▶ [EXERCISE PROMPT]: Transcribe the material word for word, but without the images.
________________
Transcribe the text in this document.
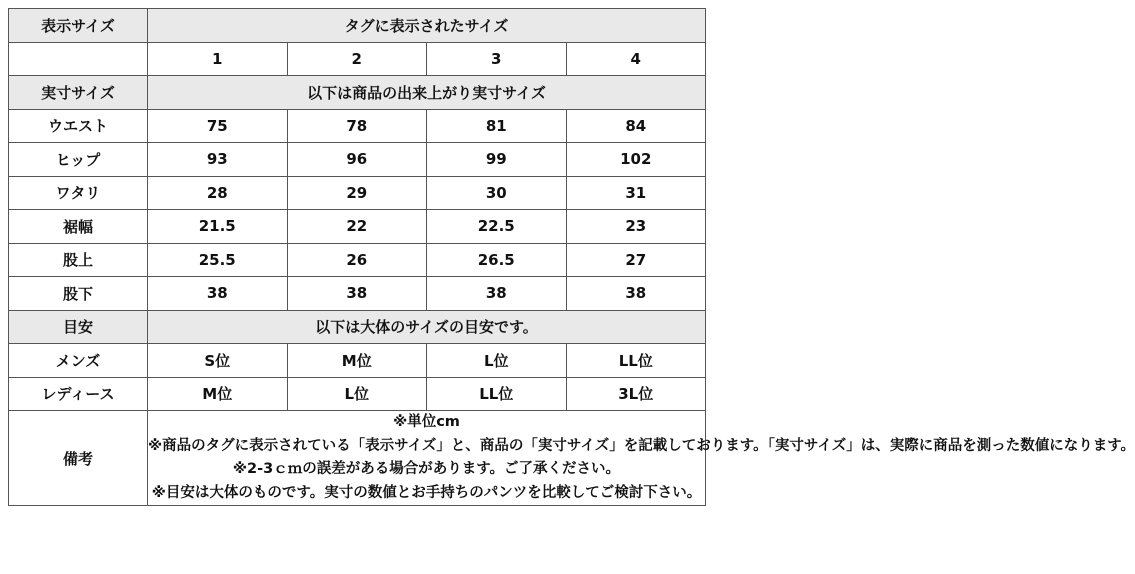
表示サイズ	タグに表示されたサイズ			
	1	2	3	4
実寸サイズ	以下は商品の出来上がり実寸サイズ			
ウエスト	75	78	81	84
ヒップ	93	96	99	102
ワタリ	28	29	30	31
裾幅	21.5	22	22.5	23
股上	25.5	26	26.5	27
股下	38	38	38	38
目安	以下は大体のサイズの目安です。			
メンズ	S位	M位	L位	LL位
レディース	M位	L位	LL位	3L位
備考	※単位cm
※商品のタグに表示されている「表示サイズ」と、商品の「実寸サイズ」を記載しております。「実寸サイズ」は、実際に商品を測った数値になります。
※2-3ｃｍの誤差がある場合があります。ご了承ください。
※目安は大体のものです。実寸の数値とお手持ちのパンツを比較してご検討下さい。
________________
▶ [RESULT FOR THIS TASK]:
Transcribe the text in this document.
表示サイズ	タグに表示されたサイズ			
	1	2	3	4
実寸サイズ	以下は商品の出来上がり実寸サイズ			
ウエスト	75	78	81	84
ヒップ	93	96	99	102
ワタリ	28	29	30	31
裾幅	21.5	22	22.5	23
股上	25.5	26	26.5	27
股下	38	38	38	38
目安	以下は大体のサイズの目安です。			
メンズ	S位	M位	L位	LL位
レディース	M位	L位	LL位	3L位
備考	※単位cm
※商品のタグに表示されている「表示サイズ」と、商品の「実寸サイズ」を記載しております。「実寸サイズ」は、実際に商品を測った数値になります。
※2-3ｃｍの誤差がある場合があります。ご了承ください。
※目安は大体のものです。実寸の数値とお手持ちのパンツを比較してご検討下さい。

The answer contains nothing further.